REQUIRED TASK
Print every entry, word for word, and skip the images.

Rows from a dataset
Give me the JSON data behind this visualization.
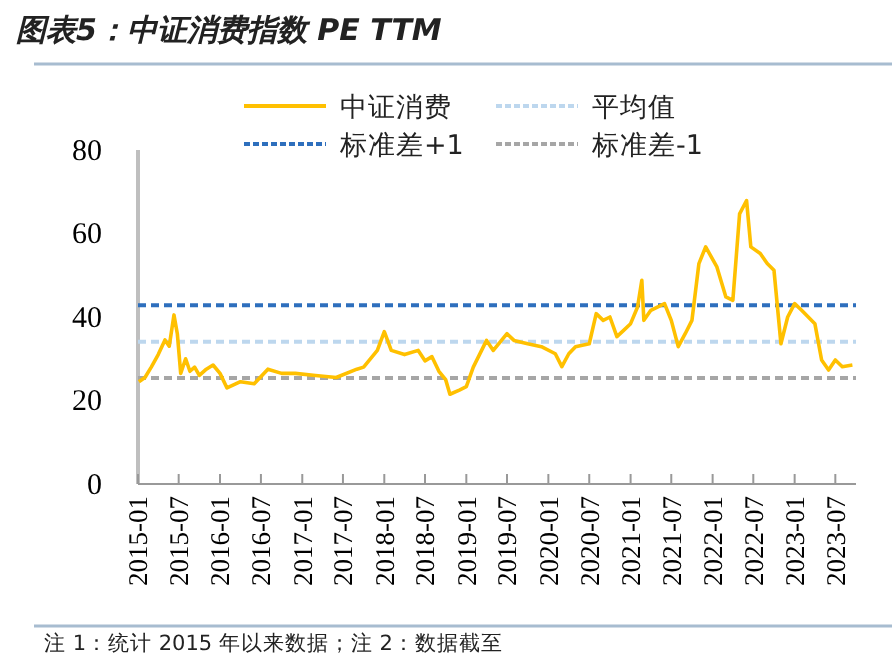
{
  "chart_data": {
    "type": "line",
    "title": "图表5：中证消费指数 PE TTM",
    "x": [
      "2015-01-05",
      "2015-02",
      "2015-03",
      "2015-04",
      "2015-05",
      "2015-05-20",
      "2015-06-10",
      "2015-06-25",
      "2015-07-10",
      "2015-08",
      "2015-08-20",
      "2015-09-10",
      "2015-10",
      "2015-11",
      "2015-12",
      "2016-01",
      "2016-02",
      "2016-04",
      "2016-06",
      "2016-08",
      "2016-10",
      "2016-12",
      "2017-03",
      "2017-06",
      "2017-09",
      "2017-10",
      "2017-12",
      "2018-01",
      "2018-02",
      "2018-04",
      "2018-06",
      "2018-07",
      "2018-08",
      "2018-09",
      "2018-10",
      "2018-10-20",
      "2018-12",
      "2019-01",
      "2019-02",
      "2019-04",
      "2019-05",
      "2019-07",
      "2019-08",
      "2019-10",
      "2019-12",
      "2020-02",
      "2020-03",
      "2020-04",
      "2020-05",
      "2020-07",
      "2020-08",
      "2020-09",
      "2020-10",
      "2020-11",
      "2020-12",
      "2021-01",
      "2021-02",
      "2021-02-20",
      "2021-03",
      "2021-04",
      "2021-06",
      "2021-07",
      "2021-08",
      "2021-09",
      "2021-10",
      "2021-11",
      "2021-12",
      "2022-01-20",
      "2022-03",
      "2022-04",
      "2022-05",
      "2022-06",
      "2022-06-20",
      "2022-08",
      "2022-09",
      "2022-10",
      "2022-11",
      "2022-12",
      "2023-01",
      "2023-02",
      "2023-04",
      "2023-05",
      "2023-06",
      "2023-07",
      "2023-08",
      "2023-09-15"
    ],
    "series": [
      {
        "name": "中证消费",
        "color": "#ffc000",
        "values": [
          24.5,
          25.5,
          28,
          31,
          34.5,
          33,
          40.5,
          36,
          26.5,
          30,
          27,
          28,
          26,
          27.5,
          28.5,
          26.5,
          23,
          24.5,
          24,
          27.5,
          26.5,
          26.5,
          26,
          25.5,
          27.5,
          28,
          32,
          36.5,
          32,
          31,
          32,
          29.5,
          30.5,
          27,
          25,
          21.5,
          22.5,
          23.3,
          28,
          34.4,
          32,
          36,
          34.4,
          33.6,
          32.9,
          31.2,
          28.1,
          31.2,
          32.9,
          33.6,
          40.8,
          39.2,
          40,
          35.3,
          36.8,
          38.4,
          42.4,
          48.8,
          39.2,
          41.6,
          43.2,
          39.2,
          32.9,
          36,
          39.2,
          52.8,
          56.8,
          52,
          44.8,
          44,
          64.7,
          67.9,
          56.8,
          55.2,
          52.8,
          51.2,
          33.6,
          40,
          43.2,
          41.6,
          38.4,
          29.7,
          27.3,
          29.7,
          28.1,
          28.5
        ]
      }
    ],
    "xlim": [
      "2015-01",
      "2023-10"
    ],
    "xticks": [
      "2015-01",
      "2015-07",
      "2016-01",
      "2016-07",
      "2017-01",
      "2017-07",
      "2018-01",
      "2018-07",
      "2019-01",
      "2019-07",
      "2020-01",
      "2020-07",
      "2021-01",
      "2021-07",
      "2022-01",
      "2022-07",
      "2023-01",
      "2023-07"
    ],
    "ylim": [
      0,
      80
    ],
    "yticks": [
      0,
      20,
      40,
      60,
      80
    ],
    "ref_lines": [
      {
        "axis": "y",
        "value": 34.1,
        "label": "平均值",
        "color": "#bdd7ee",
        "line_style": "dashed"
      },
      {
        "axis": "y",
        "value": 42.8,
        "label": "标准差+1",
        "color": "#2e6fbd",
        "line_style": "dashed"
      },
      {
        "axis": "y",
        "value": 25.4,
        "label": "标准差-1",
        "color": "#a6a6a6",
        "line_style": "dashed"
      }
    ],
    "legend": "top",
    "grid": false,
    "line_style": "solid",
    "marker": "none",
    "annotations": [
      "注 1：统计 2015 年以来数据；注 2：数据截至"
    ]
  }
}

EXERCISE RESULT
Give me the JSON data behind this visualization.
{
  "chart_data": {
    "type": "line",
    "title": "图表5：中证消费指数 PE TTM",
    "x": [
      "2015-01-05",
      "2015-02",
      "2015-03",
      "2015-04",
      "2015-05",
      "2015-05-20",
      "2015-06-10",
      "2015-06-25",
      "2015-07-10",
      "2015-08",
      "2015-08-20",
      "2015-09-10",
      "2015-10",
      "2015-11",
      "2015-12",
      "2016-01",
      "2016-02",
      "2016-04",
      "2016-06",
      "2016-08",
      "2016-10",
      "2016-12",
      "2017-03",
      "2017-06",
      "2017-09",
      "2017-10",
      "2017-12",
      "2018-01",
      "2018-02",
      "2018-04",
      "2018-06",
      "2018-07",
      "2018-08",
      "2018-09",
      "2018-10",
      "2018-10-20",
      "2018-12",
      "2019-01",
      "2019-02",
      "2019-04",
      "2019-05",
      "2019-07",
      "2019-08",
      "2019-10",
      "2019-12",
      "2020-02",
      "2020-03",
      "2020-04",
      "2020-05",
      "2020-07",
      "2020-08",
      "2020-09",
      "2020-10",
      "2020-11",
      "2020-12",
      "2021-01",
      "2021-02",
      "2021-02-20",
      "2021-03",
      "2021-04",
      "2021-06",
      "2021-07",
      "2021-08",
      "2021-09",
      "2021-10",
      "2021-11",
      "2021-12",
      "2022-01-20",
      "2022-03",
      "2022-04",
      "2022-05",
      "2022-06",
      "2022-06-20",
      "2022-08",
      "2022-09",
      "2022-10",
      "2022-11",
      "2022-12",
      "2023-01",
      "2023-02",
      "2023-04",
      "2023-05",
      "2023-06",
      "2023-07",
      "2023-08",
      "2023-09-15"
    ],
    "series": [
      {
        "name": "中证消费",
        "color": "#ffc000",
        "values": [
          24.5,
          25.5,
          28,
          31,
          34.5,
          33,
          40.5,
          36,
          26.5,
          30,
          27,
          28,
          26,
          27.5,
          28.5,
          26.5,
          23,
          24.5,
          24,
          27.5,
          26.5,
          26.5,
          26,
          25.5,
          27.5,
          28,
          32,
          36.5,
          32,
          31,
          32,
          29.5,
          30.5,
          27,
          25,
          21.5,
          22.5,
          23.3,
          28,
          34.4,
          32,
          36,
          34.4,
          33.6,
          32.9,
          31.2,
          28.1,
          31.2,
          32.9,
          33.6,
          40.8,
          39.2,
          40,
          35.3,
          36.8,
          38.4,
          42.4,
          48.8,
          39.2,
          41.6,
          43.2,
          39.2,
          32.9,
          36,
          39.2,
          52.8,
          56.8,
          52,
          44.8,
          44,
          64.7,
          67.9,
          56.8,
          55.2,
          52.8,
          51.2,
          33.6,
          40,
          43.2,
          41.6,
          38.4,
          29.7,
          27.3,
          29.7,
          28.1,
          28.5
        ]
      }
    ],
    "xlim": [
      "2015-01",
      "2023-10"
    ],
    "xticks": [
      "2015-01",
      "2015-07",
      "2016-01",
      "2016-07",
      "2017-01",
      "2017-07",
      "2018-01",
      "2018-07",
      "2019-01",
      "2019-07",
      "2020-01",
      "2020-07",
      "2021-01",
      "2021-07",
      "2022-01",
      "2022-07",
      "2023-01",
      "2023-07"
    ],
    "ylim": [
      0,
      80
    ],
    "yticks": [
      0,
      20,
      40,
      60,
      80
    ],
    "ref_lines": [
      {
        "axis": "y",
        "value": 34.1,
        "label": "平均值",
        "color": "#bdd7ee",
        "line_style": "dashed"
      },
      {
        "axis": "y",
        "value": 42.8,
        "label": "标准差+1",
        "color": "#2e6fbd",
        "line_style": "dashed"
      },
      {
        "axis": "y",
        "value": 25.4,
        "label": "标准差-1",
        "color": "#a6a6a6",
        "line_style": "dashed"
      }
    ],
    "legend": "top",
    "grid": false,
    "line_style": "solid",
    "marker": "none",
    "annotations": [
      "注 1：统计 2015 年以来数据；注 2：数据截至"
    ]
  }
}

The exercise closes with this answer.